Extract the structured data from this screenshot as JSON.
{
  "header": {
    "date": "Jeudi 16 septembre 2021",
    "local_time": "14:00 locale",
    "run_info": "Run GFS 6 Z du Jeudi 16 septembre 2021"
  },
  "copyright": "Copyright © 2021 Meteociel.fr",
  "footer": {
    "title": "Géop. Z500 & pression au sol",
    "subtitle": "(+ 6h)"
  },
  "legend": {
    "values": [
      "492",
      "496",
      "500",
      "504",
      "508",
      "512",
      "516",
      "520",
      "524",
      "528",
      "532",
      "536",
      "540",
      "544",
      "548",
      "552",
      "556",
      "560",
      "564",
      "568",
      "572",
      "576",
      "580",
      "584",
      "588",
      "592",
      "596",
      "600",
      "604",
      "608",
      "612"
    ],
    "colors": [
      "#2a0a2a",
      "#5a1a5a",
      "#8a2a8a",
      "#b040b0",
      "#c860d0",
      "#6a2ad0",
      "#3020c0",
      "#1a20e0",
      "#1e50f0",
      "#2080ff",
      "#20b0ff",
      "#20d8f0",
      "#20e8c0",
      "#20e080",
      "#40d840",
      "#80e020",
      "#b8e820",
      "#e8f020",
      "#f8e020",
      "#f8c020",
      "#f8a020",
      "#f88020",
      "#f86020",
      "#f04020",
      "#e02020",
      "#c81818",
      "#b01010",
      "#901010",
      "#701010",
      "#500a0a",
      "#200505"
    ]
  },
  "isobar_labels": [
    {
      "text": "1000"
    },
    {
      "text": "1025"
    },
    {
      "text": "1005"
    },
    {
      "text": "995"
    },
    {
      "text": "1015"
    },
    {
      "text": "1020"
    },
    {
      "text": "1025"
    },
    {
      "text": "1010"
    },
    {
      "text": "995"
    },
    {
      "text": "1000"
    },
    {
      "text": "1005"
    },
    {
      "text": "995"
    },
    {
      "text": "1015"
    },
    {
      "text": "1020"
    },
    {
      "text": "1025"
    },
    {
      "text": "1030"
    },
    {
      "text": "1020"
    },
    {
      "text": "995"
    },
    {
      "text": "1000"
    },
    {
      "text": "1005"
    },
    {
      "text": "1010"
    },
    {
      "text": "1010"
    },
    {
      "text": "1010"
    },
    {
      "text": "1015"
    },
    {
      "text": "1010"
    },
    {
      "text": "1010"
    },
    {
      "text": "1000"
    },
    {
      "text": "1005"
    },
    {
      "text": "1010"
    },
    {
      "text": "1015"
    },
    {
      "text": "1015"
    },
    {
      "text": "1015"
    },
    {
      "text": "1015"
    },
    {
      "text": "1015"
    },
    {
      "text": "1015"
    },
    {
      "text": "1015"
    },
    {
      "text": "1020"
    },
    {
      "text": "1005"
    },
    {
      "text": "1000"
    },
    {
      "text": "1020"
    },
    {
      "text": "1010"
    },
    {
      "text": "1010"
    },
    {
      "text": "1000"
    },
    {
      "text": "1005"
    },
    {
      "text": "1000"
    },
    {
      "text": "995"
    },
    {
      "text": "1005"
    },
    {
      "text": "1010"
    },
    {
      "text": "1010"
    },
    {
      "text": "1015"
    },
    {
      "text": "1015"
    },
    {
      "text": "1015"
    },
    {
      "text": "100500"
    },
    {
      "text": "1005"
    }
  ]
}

━━━━━━━━━━━━━━━━

* EXERCISE AIM *
Repeat every line of the data, exactly and in full.

* OUTPUT *
Extract the structured data from this screenshot as JSON.
{
  "header": {
    "date": "Jeudi 16 septembre 2021",
    "local_time": "14:00 locale",
    "run_info": "Run GFS 6 Z du Jeudi 16 septembre 2021"
  },
  "copyright": "Copyright © 2021 Meteociel.fr",
  "footer": {
    "title": "Géop. Z500 & pression au sol",
    "subtitle": "(+ 6h)"
  },
  "legend": {
    "values": [
      "492",
      "496",
      "500",
      "504",
      "508",
      "512",
      "516",
      "520",
      "524",
      "528",
      "532",
      "536",
      "540",
      "544",
      "548",
      "552",
      "556",
      "560",
      "564",
      "568",
      "572",
      "576",
      "580",
      "584",
      "588",
      "592",
      "596",
      "600",
      "604",
      "608",
      "612"
    ],
    "colors": [
      "#2a0a2a",
      "#5a1a5a",
      "#8a2a8a",
      "#b040b0",
      "#c860d0",
      "#6a2ad0",
      "#3020c0",
      "#1a20e0",
      "#1e50f0",
      "#2080ff",
      "#20b0ff",
      "#20d8f0",
      "#20e8c0",
      "#20e080",
      "#40d840",
      "#80e020",
      "#b8e820",
      "#e8f020",
      "#f8e020",
      "#f8c020",
      "#f8a020",
      "#f88020",
      "#f86020",
      "#f04020",
      "#e02020",
      "#c81818",
      "#b01010",
      "#901010",
      "#701010",
      "#500a0a",
      "#200505"
    ]
  },
  "isobar_labels": [
    {
      "text": "1000"
    },
    {
      "text": "1025"
    },
    {
      "text": "1005"
    },
    {
      "text": "995"
    },
    {
      "text": "1015"
    },
    {
      "text": "1020"
    },
    {
      "text": "1025"
    },
    {
      "text": "1010"
    },
    {
      "text": "995"
    },
    {
      "text": "1000"
    },
    {
      "text": "1005"
    },
    {
      "text": "995"
    },
    {
      "text": "1015"
    },
    {
      "text": "1020"
    },
    {
      "text": "1025"
    },
    {
      "text": "1030"
    },
    {
      "text": "1020"
    },
    {
      "text": "995"
    },
    {
      "text": "1000"
    },
    {
      "text": "1005"
    },
    {
      "text": "1010"
    },
    {
      "text": "1010"
    },
    {
      "text": "1010"
    },
    {
      "text": "1015"
    },
    {
      "text": "1010"
    },
    {
      "text": "1010"
    },
    {
      "text": "1000"
    },
    {
      "text": "1005"
    },
    {
      "text": "1010"
    },
    {
      "text": "1015"
    },
    {
      "text": "1015"
    },
    {
      "text": "1015"
    },
    {
      "text": "1015"
    },
    {
      "text": "1015"
    },
    {
      "text": "1015"
    },
    {
      "text": "1015"
    },
    {
      "text": "1020"
    },
    {
      "text": "1005"
    },
    {
      "text": "1000"
    },
    {
      "text": "1020"
    },
    {
      "text": "1010"
    },
    {
      "text": "1010"
    },
    {
      "text": "1000"
    },
    {
      "text": "1005"
    },
    {
      "text": "1000"
    },
    {
      "text": "995"
    },
    {
      "text": "1005"
    },
    {
      "text": "1010"
    },
    {
      "text": "1010"
    },
    {
      "text": "1015"
    },
    {
      "text": "1015"
    },
    {
      "text": "1015"
    },
    {
      "text": "100500"
    },
    {
      "text": "1005"
    }
  ]
}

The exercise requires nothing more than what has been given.